Transcribe all of the material exactly.
■ ■ ■
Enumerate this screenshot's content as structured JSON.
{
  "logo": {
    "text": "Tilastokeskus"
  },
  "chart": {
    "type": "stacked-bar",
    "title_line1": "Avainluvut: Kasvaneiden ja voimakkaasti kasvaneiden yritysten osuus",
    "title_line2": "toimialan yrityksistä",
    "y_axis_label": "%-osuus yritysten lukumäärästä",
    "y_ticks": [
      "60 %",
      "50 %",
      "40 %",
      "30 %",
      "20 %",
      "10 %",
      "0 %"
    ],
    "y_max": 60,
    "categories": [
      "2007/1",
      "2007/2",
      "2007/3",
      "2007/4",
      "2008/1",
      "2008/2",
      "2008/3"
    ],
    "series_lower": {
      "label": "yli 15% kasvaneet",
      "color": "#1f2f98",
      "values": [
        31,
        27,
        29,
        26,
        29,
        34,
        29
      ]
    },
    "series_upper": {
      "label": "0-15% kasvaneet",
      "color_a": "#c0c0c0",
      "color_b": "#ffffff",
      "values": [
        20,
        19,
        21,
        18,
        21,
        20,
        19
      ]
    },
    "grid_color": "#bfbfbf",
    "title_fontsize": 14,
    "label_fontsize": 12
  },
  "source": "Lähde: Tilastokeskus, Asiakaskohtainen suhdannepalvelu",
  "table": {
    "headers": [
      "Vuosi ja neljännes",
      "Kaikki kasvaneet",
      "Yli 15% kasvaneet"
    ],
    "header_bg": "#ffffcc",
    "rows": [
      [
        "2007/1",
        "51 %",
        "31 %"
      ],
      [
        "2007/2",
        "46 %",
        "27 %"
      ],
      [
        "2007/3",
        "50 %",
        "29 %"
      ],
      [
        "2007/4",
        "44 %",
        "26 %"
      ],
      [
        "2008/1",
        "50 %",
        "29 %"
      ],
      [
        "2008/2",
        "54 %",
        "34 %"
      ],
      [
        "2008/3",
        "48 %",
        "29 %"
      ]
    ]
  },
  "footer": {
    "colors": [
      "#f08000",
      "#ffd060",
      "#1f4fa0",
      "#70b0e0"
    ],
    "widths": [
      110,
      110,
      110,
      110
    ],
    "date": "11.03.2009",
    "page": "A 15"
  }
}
■ ■ ■
§ **Finished exercise**:
Enumerate this screenshot's content as structured JSON.
{
  "logo": {
    "text": "Tilastokeskus"
  },
  "chart": {
    "type": "stacked-bar",
    "title_line1": "Avainluvut: Kasvaneiden ja voimakkaasti kasvaneiden yritysten osuus",
    "title_line2": "toimialan yrityksistä",
    "y_axis_label": "%-osuus yritysten lukumäärästä",
    "y_ticks": [
      "60 %",
      "50 %",
      "40 %",
      "30 %",
      "20 %",
      "10 %",
      "0 %"
    ],
    "y_max": 60,
    "categories": [
      "2007/1",
      "2007/2",
      "2007/3",
      "2007/4",
      "2008/1",
      "2008/2",
      "2008/3"
    ],
    "series_lower": {
      "label": "yli 15% kasvaneet",
      "color": "#1f2f98",
      "values": [
        31,
        27,
        29,
        26,
        29,
        34,
        29
      ]
    },
    "series_upper": {
      "label": "0-15% kasvaneet",
      "color_a": "#c0c0c0",
      "color_b": "#ffffff",
      "values": [
        20,
        19,
        21,
        18,
        21,
        20,
        19
      ]
    },
    "grid_color": "#bfbfbf",
    "title_fontsize": 14,
    "label_fontsize": 12
  },
  "source": "Lähde: Tilastokeskus, Asiakaskohtainen suhdannepalvelu",
  "table": {
    "headers": [
      "Vuosi ja neljännes",
      "Kaikki kasvaneet",
      "Yli 15% kasvaneet"
    ],
    "header_bg": "#ffffcc",
    "rows": [
      [
        "2007/1",
        "51 %",
        "31 %"
      ],
      [
        "2007/2",
        "46 %",
        "27 %"
      ],
      [
        "2007/3",
        "50 %",
        "29 %"
      ],
      [
        "2007/4",
        "44 %",
        "26 %"
      ],
      [
        "2008/1",
        "50 %",
        "29 %"
      ],
      [
        "2008/2",
        "54 %",
        "34 %"
      ],
      [
        "2008/3",
        "48 %",
        "29 %"
      ]
    ]
  },
  "footer": {
    "colors": [
      "#f08000",
      "#ffd060",
      "#1f4fa0",
      "#70b0e0"
    ],
    "widths": [
      110,
      110,
      110,
      110
    ],
    "date": "11.03.2009",
    "page": "A 15"
  }
}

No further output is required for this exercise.